#### Stated task
Find the lines below that contain the string "name". Copy each one.

#### Task material
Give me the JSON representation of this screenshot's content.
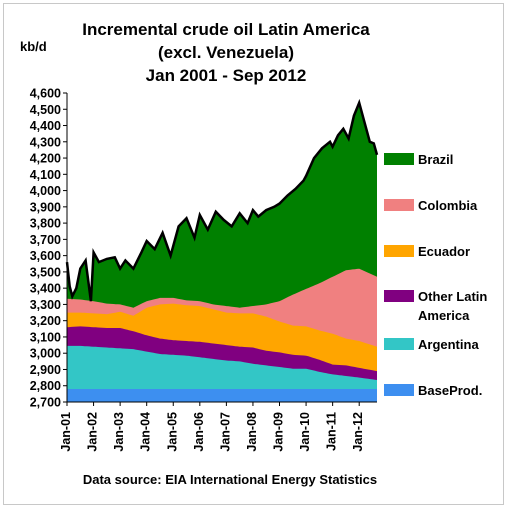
{
  "chart_data": {
    "type": "area",
    "stacked": true,
    "title": [
      "Incremental crude oil Latin America",
      "(excl. Venezuela)",
      "Jan 2001 - Sep 2012"
    ],
    "unit_label": "kb/d",
    "source": "Data source: EIA International Energy Statistics",
    "ylim": [
      2700,
      4600
    ],
    "y_ticks": [
      "2,700",
      "2,800",
      "2,900",
      "3,000",
      "3,100",
      "3,200",
      "3,300",
      "3,400",
      "3,500",
      "3,600",
      "3,700",
      "3,800",
      "3,900",
      "4,000",
      "4,100",
      "4,200",
      "4,300",
      "4,400",
      "4,500",
      "4,600"
    ],
    "y_tick_values": [
      2700,
      2800,
      2900,
      3000,
      3100,
      3200,
      3300,
      3400,
      3500,
      3600,
      3700,
      3800,
      3900,
      4000,
      4100,
      4200,
      4300,
      4400,
      4500,
      4600
    ],
    "x_ticks": [
      "Jan-01",
      "Jan-02",
      "Jan-03",
      "Jan-04",
      "Jan-05",
      "Jan-06",
      "Jan-07",
      "Jan-08",
      "Jan-09",
      "Jan-10",
      "Jan-11",
      "Jan-12"
    ],
    "x_tick_values": [
      2001,
      2002,
      2003,
      2004,
      2005,
      2006,
      2007,
      2008,
      2009,
      2010,
      2011,
      2012
    ],
    "x_range": [
      2001.0,
      2012.67
    ],
    "legend_position": "right",
    "series": [
      {
        "name": "BaseProd.",
        "color": "#3d8ff0",
        "x": [
          2001.0,
          2012.67
        ],
        "values": [
          2780,
          2780
        ]
      },
      {
        "name": "Argentina",
        "color": "#33c6c6",
        "x": [
          2001.0,
          2001.5,
          2002.0,
          2002.5,
          2003.0,
          2003.5,
          2004.0,
          2004.5,
          2005.0,
          2005.5,
          2006.0,
          2006.5,
          2007.0,
          2007.5,
          2008.0,
          2008.5,
          2009.0,
          2009.5,
          2010.0,
          2010.5,
          2011.0,
          2011.5,
          2012.0,
          2012.67
        ],
        "values": [
          3045,
          3045,
          3040,
          3035,
          3030,
          3025,
          3010,
          2995,
          2990,
          2985,
          2975,
          2965,
          2955,
          2950,
          2935,
          2925,
          2915,
          2905,
          2905,
          2885,
          2870,
          2860,
          2850,
          2835
        ]
      },
      {
        "name": "Other Latin America",
        "color": "#800080",
        "x": [
          2001.0,
          2001.5,
          2002.0,
          2002.5,
          2003.0,
          2003.5,
          2004.0,
          2004.5,
          2005.0,
          2005.5,
          2006.0,
          2006.5,
          2007.0,
          2007.5,
          2008.0,
          2008.5,
          2009.0,
          2009.5,
          2010.0,
          2010.5,
          2011.0,
          2011.5,
          2012.0,
          2012.67
        ],
        "values": [
          3160,
          3165,
          3160,
          3155,
          3155,
          3135,
          3110,
          3090,
          3080,
          3075,
          3070,
          3060,
          3050,
          3040,
          3035,
          3015,
          3005,
          2990,
          2985,
          2960,
          2930,
          2925,
          2910,
          2890
        ]
      },
      {
        "name": "Ecuador",
        "color": "#ffa500",
        "x": [
          2001.0,
          2001.5,
          2002.0,
          2002.5,
          2003.0,
          2003.5,
          2004.0,
          2004.5,
          2005.0,
          2005.5,
          2006.0,
          2006.5,
          2007.0,
          2007.5,
          2008.0,
          2008.5,
          2009.0,
          2009.5,
          2010.0,
          2010.5,
          2011.0,
          2011.5,
          2012.0,
          2012.67
        ],
        "values": [
          3250,
          3250,
          3245,
          3240,
          3255,
          3230,
          3280,
          3300,
          3305,
          3295,
          3290,
          3270,
          3250,
          3245,
          3245,
          3225,
          3195,
          3170,
          3165,
          3140,
          3120,
          3090,
          3075,
          3040
        ]
      },
      {
        "name": "Colombia",
        "color": "#f08080",
        "x": [
          2001.0,
          2001.5,
          2002.0,
          2002.5,
          2003.0,
          2003.5,
          2004.0,
          2004.5,
          2005.0,
          2005.5,
          2006.0,
          2006.5,
          2007.0,
          2007.5,
          2008.0,
          2008.5,
          2009.0,
          2009.5,
          2010.0,
          2010.5,
          2011.0,
          2011.5,
          2012.0,
          2012.67
        ],
        "values": [
          3335,
          3330,
          3320,
          3305,
          3300,
          3280,
          3320,
          3340,
          3340,
          3325,
          3320,
          3300,
          3290,
          3280,
          3290,
          3300,
          3320,
          3360,
          3395,
          3430,
          3470,
          3510,
          3520,
          3470
        ]
      },
      {
        "name": "Brazil",
        "color": "#008000",
        "x": [
          2001.0,
          2001.1,
          2001.2,
          2001.35,
          2001.5,
          2001.7,
          2001.9,
          2002.0,
          2002.2,
          2002.5,
          2002.8,
          2003.0,
          2003.2,
          2003.5,
          2003.8,
          2004.0,
          2004.3,
          2004.6,
          2004.9,
          2005.2,
          2005.5,
          2005.8,
          2006.0,
          2006.3,
          2006.6,
          2006.9,
          2007.2,
          2007.5,
          2007.8,
          2008.0,
          2008.2,
          2008.5,
          2008.8,
          2009.0,
          2009.3,
          2009.6,
          2009.9,
          2010.0,
          2010.3,
          2010.6,
          2010.9,
          2011.0,
          2011.2,
          2011.4,
          2011.6,
          2011.8,
          2012.0,
          2012.2,
          2012.4,
          2012.55,
          2012.67
        ],
        "values": [
          3560,
          3410,
          3350,
          3400,
          3520,
          3570,
          3320,
          3620,
          3560,
          3580,
          3590,
          3520,
          3570,
          3520,
          3620,
          3690,
          3640,
          3740,
          3600,
          3780,
          3830,
          3710,
          3850,
          3760,
          3870,
          3820,
          3780,
          3860,
          3800,
          3880,
          3840,
          3880,
          3900,
          3920,
          3970,
          4010,
          4060,
          4090,
          4200,
          4260,
          4300,
          4270,
          4340,
          4380,
          4320,
          4460,
          4540,
          4420,
          4300,
          4290,
          4220
        ]
      }
    ],
    "total_outline": true
  }
}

#### Solved exercise
        "name": "BaseProd.",
        "name": "Argentina",
        "name": "Other Latin America",
        "name": "Ecuador",
        "name": "Colombia",
        "name": "Brazil",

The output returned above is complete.